**** SOURCE DATA

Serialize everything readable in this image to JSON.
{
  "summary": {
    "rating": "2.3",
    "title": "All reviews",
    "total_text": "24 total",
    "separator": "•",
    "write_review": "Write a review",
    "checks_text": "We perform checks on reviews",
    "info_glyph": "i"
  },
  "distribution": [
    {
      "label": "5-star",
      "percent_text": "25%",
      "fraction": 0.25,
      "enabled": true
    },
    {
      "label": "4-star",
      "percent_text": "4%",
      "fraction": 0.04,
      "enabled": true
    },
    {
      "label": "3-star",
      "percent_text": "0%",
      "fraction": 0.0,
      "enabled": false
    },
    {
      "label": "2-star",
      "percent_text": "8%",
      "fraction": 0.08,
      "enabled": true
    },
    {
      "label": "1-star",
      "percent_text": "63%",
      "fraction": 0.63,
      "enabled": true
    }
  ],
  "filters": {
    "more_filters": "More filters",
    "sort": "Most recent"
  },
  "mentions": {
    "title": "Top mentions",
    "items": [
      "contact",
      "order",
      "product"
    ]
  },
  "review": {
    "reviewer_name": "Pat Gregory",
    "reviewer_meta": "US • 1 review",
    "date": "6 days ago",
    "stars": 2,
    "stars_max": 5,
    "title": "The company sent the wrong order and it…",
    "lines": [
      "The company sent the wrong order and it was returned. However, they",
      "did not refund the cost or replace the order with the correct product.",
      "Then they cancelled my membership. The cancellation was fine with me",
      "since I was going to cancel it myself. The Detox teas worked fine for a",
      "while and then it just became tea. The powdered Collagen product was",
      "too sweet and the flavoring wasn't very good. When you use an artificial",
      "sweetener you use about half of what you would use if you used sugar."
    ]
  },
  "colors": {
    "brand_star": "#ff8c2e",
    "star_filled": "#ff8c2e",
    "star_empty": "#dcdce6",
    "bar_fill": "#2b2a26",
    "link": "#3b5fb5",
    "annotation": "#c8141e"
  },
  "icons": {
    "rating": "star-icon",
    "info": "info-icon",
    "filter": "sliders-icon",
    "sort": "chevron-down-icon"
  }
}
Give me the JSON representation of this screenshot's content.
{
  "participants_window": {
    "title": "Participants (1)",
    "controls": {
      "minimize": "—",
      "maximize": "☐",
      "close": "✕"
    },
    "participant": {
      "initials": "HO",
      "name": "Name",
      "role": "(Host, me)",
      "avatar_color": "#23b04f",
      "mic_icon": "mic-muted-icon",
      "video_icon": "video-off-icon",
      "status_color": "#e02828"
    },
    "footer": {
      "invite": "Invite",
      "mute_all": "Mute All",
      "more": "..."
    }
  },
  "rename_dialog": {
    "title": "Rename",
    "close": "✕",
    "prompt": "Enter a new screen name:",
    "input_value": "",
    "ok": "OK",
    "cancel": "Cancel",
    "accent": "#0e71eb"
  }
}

********

▸ DIRECTION
Search the entries for the word "reviews", then list each line that holds it.

▸ SOLUTION FOR THIS EXERCISE
    "title": "All reviews",
    "checks_text": "We perform checks on reviews",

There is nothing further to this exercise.